Tell how many lines in the data below hold the string "arrastado"; give nothing but the number.
___ GIVEN INFORMATION
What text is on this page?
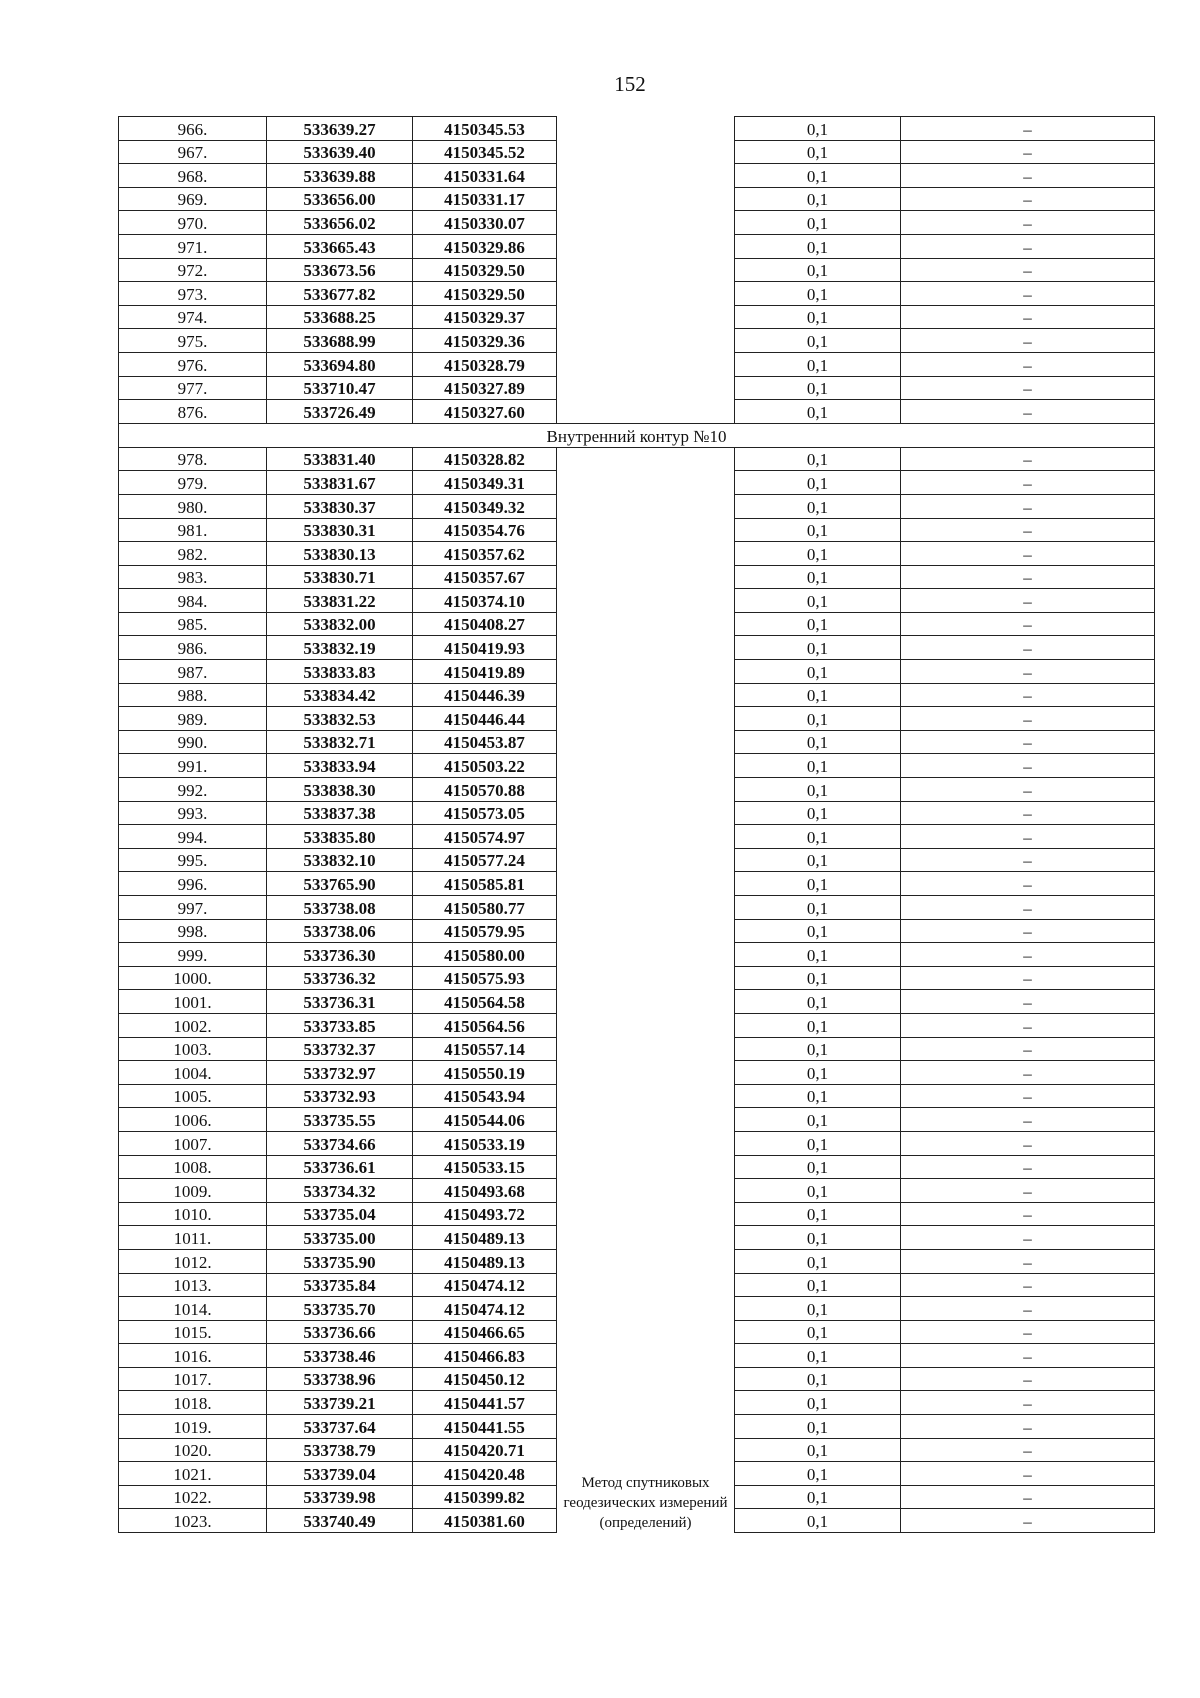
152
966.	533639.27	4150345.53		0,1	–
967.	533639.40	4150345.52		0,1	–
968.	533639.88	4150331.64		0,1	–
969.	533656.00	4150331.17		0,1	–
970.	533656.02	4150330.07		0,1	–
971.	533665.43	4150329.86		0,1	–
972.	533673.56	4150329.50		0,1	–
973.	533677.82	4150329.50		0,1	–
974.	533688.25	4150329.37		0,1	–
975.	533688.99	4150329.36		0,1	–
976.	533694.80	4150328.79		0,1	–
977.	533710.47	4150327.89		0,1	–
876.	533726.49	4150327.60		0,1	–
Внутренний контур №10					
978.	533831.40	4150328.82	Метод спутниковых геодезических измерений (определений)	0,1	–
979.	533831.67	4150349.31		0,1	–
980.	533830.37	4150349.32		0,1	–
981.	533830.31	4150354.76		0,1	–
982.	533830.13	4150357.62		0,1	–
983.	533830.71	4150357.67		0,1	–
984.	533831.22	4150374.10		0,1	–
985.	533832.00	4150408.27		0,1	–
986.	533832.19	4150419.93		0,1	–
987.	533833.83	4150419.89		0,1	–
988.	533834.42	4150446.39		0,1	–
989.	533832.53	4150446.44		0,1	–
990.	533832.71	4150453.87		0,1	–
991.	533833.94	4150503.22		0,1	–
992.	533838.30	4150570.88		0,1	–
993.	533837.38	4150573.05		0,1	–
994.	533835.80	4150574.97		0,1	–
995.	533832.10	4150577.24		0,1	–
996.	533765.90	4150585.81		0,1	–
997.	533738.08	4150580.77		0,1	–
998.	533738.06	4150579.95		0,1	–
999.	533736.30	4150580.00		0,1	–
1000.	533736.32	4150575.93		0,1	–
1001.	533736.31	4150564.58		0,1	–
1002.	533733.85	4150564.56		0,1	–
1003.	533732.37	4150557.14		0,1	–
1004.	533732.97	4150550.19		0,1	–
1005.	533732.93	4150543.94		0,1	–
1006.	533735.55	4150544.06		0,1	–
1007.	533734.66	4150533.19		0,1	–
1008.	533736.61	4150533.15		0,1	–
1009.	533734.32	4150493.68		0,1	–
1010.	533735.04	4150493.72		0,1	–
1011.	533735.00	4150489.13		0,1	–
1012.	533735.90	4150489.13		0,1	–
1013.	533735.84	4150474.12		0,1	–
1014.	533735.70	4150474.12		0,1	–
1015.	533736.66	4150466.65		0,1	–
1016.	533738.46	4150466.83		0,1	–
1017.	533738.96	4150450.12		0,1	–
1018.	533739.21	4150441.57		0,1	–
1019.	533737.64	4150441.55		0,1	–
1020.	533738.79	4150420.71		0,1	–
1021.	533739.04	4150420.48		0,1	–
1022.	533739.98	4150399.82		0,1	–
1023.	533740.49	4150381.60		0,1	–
______
___ GIVEN INFORMATION
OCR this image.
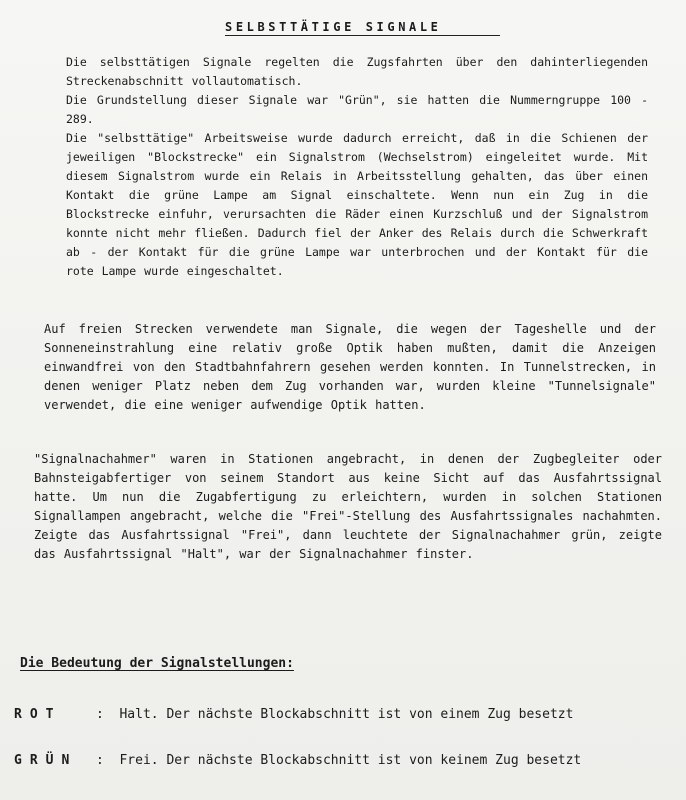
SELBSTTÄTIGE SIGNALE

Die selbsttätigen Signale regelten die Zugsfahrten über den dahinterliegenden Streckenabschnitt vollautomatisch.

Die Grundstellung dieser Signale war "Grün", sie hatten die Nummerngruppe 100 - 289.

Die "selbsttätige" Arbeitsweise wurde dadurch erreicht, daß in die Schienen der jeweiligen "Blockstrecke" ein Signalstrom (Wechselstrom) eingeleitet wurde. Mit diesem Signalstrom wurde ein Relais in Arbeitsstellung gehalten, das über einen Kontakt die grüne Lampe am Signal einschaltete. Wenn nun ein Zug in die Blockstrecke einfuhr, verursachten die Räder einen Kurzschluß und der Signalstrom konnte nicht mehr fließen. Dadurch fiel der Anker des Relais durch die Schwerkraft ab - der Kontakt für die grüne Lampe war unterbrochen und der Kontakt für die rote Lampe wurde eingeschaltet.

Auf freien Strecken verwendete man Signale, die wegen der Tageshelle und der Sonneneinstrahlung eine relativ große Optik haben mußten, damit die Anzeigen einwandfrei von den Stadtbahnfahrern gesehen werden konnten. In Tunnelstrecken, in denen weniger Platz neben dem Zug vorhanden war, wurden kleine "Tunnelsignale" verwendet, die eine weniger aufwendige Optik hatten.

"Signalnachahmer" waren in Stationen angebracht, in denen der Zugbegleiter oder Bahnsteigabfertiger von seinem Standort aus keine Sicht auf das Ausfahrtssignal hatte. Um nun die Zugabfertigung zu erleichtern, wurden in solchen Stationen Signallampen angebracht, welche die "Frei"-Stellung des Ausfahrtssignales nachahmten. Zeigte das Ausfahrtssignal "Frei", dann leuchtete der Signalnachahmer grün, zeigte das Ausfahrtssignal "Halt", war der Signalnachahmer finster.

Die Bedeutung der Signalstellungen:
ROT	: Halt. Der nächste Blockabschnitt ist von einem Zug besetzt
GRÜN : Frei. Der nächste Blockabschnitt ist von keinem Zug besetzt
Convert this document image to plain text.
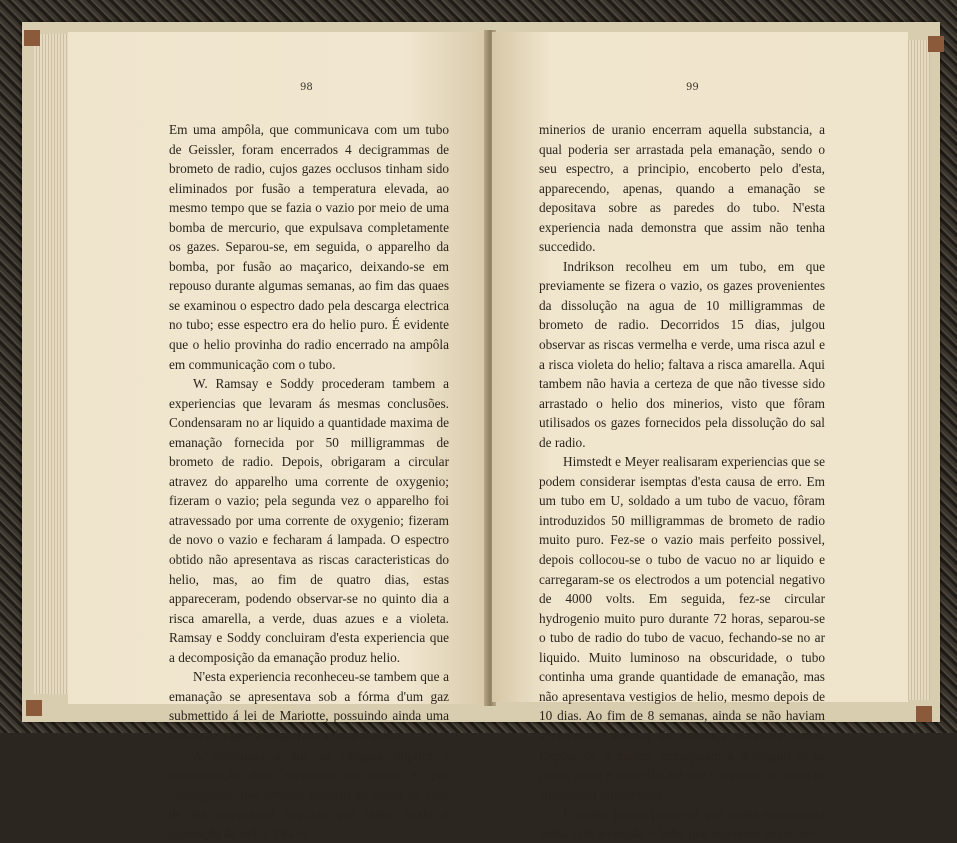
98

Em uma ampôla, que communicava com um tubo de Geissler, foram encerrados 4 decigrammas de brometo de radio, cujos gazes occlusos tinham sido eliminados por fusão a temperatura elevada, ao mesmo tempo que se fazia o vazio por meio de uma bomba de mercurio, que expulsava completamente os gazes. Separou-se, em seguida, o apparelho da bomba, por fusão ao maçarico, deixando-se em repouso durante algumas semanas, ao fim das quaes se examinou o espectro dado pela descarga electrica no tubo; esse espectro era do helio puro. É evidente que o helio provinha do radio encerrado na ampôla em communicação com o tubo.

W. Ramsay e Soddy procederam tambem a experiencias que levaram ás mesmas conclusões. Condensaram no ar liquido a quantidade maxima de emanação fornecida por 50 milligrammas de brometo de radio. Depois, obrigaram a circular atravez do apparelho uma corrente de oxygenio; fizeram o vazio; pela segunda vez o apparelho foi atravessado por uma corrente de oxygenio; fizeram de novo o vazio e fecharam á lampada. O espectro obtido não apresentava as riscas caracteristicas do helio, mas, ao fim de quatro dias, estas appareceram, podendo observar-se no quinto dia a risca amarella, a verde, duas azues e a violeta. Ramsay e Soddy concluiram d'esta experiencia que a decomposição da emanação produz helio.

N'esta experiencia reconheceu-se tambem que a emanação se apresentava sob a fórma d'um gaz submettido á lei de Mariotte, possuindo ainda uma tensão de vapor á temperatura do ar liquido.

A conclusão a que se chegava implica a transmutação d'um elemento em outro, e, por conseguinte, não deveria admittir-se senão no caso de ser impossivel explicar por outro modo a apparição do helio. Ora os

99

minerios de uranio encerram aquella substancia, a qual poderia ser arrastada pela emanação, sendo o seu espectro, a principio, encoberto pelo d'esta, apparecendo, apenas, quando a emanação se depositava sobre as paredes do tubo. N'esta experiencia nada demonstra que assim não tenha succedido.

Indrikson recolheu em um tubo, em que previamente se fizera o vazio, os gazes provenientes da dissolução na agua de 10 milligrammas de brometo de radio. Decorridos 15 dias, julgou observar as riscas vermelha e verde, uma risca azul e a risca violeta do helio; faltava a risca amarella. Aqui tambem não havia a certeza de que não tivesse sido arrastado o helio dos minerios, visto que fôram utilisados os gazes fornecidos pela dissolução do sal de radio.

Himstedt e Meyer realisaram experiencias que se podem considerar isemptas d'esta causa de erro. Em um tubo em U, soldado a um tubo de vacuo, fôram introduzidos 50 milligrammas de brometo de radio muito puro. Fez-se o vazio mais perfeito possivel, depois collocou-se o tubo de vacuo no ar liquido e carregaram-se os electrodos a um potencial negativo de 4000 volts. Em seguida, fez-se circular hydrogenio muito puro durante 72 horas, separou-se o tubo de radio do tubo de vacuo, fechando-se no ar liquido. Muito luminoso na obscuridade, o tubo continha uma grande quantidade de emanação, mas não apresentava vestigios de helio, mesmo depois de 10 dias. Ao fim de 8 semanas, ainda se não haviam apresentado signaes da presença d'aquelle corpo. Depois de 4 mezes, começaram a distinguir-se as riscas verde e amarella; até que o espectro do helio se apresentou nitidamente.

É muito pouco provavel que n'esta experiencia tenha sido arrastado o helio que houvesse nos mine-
______
__COMPLETED TASK__
2